══ Data for processing ══

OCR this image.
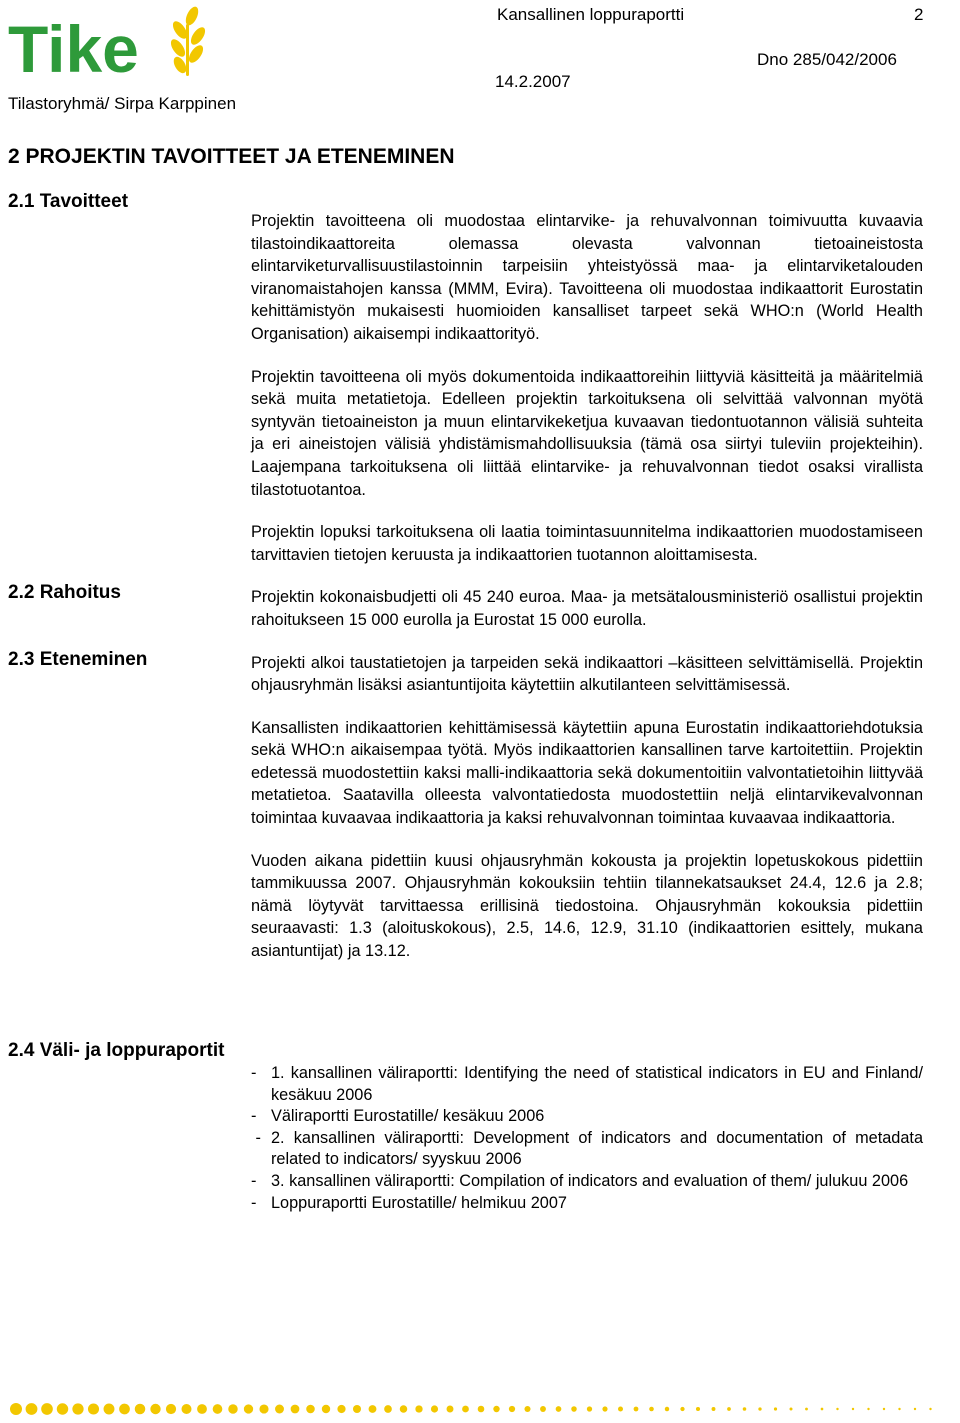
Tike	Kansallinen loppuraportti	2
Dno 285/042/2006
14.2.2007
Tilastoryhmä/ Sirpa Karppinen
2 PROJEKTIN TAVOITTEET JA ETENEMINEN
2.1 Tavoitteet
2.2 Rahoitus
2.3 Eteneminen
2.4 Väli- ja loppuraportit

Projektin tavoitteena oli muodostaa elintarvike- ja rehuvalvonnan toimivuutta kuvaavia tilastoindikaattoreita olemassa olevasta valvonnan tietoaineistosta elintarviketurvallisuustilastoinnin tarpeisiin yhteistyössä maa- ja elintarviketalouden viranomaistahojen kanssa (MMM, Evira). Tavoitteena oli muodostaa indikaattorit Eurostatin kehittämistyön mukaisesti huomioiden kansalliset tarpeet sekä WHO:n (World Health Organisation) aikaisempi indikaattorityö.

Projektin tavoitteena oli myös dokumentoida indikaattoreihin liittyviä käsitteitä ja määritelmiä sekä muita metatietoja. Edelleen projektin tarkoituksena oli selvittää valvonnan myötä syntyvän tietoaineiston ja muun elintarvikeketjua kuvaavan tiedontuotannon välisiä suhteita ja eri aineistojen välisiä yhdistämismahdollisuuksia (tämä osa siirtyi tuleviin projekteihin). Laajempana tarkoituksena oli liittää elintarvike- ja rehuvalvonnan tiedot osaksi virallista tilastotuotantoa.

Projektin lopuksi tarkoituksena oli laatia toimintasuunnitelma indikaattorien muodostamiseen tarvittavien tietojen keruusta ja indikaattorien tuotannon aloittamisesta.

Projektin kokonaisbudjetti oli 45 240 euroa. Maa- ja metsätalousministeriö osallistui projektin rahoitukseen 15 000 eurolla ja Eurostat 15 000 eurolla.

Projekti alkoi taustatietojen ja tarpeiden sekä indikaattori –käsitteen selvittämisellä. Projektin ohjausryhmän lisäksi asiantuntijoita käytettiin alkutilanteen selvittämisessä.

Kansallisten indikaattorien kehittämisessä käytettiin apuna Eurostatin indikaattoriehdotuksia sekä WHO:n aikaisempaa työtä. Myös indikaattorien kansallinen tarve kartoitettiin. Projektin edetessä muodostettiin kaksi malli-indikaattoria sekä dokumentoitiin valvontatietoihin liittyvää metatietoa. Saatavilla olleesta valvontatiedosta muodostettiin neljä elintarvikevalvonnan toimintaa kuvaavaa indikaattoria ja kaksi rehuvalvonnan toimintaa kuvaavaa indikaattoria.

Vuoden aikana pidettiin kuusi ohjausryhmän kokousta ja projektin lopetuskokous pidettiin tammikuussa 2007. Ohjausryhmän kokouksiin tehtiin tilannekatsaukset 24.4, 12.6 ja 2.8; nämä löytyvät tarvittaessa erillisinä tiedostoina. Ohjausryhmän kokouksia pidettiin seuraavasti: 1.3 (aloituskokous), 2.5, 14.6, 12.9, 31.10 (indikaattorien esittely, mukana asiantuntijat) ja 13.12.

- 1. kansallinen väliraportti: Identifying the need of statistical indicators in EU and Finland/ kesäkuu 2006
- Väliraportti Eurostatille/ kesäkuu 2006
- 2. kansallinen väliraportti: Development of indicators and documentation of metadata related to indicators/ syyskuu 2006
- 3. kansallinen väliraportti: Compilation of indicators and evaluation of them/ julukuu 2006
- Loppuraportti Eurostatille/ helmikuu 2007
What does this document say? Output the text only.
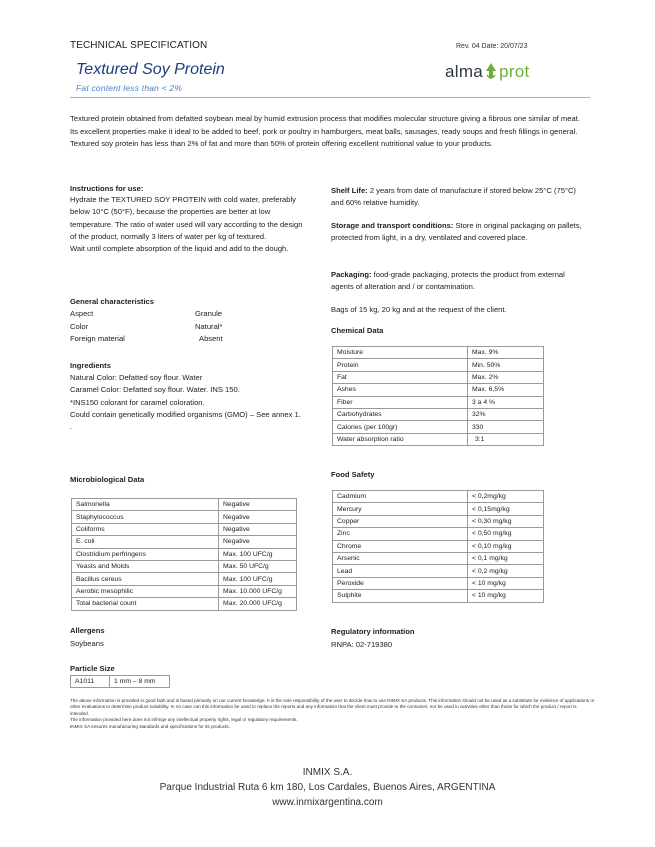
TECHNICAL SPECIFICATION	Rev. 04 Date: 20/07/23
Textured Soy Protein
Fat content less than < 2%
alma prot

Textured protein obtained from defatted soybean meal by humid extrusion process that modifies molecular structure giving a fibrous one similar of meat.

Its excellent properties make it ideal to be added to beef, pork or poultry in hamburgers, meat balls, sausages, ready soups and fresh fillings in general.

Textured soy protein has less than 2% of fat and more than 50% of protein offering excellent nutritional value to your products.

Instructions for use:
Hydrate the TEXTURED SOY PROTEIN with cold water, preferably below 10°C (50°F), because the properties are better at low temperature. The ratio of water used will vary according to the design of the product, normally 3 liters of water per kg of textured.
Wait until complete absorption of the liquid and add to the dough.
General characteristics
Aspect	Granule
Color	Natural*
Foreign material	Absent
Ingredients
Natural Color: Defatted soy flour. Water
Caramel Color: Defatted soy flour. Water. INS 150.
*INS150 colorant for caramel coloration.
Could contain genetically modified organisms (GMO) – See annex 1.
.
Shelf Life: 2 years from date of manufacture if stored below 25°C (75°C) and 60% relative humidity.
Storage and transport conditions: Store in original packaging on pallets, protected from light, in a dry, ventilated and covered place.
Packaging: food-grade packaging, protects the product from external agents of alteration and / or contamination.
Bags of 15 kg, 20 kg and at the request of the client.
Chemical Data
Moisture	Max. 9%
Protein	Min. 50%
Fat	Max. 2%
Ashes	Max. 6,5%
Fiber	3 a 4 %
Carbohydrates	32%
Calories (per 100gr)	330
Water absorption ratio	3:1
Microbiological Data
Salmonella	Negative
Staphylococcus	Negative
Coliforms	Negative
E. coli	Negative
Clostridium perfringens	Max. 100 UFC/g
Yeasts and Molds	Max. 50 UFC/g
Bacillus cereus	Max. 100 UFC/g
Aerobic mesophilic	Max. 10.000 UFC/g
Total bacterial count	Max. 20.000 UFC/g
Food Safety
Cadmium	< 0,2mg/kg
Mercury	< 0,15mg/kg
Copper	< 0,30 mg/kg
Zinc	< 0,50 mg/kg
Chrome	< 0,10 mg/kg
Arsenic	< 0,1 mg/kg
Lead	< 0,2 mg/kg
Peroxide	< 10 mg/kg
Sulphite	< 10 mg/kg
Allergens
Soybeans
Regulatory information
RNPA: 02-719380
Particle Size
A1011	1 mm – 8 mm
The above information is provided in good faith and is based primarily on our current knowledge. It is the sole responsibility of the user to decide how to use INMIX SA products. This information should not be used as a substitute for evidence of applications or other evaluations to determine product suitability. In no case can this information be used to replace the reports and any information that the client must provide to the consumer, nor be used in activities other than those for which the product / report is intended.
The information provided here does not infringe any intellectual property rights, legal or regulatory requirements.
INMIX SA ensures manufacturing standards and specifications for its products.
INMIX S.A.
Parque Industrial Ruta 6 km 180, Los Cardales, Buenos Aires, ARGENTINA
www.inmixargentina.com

═══

> **Work required**
Using the listing, filter for "meat" and return the matching lines.

> **Reply to the task**
Textured protein obtained from defatted soybean meal by humid extrusion process that modifies molecular structure giving a fibrous one similar of meat.
Its excellent properties make it ideal to be added to beef, pork or poultry in hamburgers, meat balls, sausages, ready soups and fresh fillings in general.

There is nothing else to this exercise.